▼

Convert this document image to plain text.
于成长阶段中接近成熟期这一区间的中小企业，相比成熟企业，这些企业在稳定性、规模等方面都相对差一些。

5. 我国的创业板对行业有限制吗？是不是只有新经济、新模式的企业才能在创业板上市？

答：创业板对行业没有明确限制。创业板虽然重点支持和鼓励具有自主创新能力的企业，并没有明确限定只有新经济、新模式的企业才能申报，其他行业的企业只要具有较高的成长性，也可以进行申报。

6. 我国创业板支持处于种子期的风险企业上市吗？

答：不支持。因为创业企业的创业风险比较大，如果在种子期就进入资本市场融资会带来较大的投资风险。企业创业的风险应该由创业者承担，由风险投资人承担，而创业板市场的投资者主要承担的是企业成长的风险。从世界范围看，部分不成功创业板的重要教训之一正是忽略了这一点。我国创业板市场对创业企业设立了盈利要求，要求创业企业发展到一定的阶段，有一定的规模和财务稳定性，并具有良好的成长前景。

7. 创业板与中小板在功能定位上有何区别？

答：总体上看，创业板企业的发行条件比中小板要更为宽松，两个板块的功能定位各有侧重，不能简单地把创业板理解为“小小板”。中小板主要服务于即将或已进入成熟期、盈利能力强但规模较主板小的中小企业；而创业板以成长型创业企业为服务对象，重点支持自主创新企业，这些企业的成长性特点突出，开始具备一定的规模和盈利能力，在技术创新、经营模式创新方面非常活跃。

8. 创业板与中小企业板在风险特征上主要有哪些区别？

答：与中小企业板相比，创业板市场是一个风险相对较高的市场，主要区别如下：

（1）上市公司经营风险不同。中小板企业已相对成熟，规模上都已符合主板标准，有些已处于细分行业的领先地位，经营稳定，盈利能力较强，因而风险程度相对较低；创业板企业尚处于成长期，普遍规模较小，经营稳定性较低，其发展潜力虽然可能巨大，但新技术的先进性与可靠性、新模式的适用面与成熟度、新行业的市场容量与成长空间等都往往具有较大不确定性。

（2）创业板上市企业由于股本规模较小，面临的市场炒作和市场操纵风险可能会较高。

▲

* **TASK TO CARRY OUT**: Repeat the material above in full, exactly as it stands.

* **OUTPUT OF THE EXERCISE**:
Convert this document image to plain text.
于成长阶段中接近成熟期这一区间的中小企业，相比成熟企业，这些企业在稳定性、规模等方面都相对差一些。

5. 我国的创业板对行业有限制吗？是不是只有新经济、新模式的企业才能在创业板上市？

答：创业板对行业没有明确限制。创业板虽然重点支持和鼓励具有自主创新能力的企业，并没有明确限定只有新经济、新模式的企业才能申报，其他行业的企业只要具有较高的成长性，也可以进行申报。

6. 我国创业板支持处于种子期的风险企业上市吗？

答：不支持。因为创业企业的创业风险比较大，如果在种子期就进入资本市场融资会带来较大的投资风险。企业创业的风险应该由创业者承担，由风险投资人承担，而创业板市场的投资者主要承担的是企业成长的风险。从世界范围看，部分不成功创业板的重要教训之一正是忽略了这一点。我国创业板市场对创业企业设立了盈利要求，要求创业企业发展到一定的阶段，有一定的规模和财务稳定性，并具有良好的成长前景。

7. 创业板与中小板在功能定位上有何区别？

答：总体上看，创业板企业的发行条件比中小板要更为宽松，两个板块的功能定位各有侧重，不能简单地把创业板理解为“小小板”。中小板主要服务于即将或已进入成熟期、盈利能力强但规模较主板小的中小企业；而创业板以成长型创业企业为服务对象，重点支持自主创新企业，这些企业的成长性特点突出，开始具备一定的规模和盈利能力，在技术创新、经营模式创新方面非常活跃。

8. 创业板与中小企业板在风险特征上主要有哪些区别？

答：与中小企业板相比，创业板市场是一个风险相对较高的市场，主要区别如下：

（1）上市公司经营风险不同。中小板企业已相对成熟，规模上都已符合主板标准，有些已处于细分行业的领先地位，经营稳定，盈利能力较强，因而风险程度相对较低；创业板企业尚处于成长期，普遍规模较小，经营稳定性较低，其发展潜力虽然可能巨大，但新技术的先进性与可靠性、新模式的适用面与成熟度、新行业的市场容量与成长空间等都往往具有较大不确定性。

（2）创业板上市企业由于股本规模较小，面临的市场炒作和市场操纵风险可能会较高。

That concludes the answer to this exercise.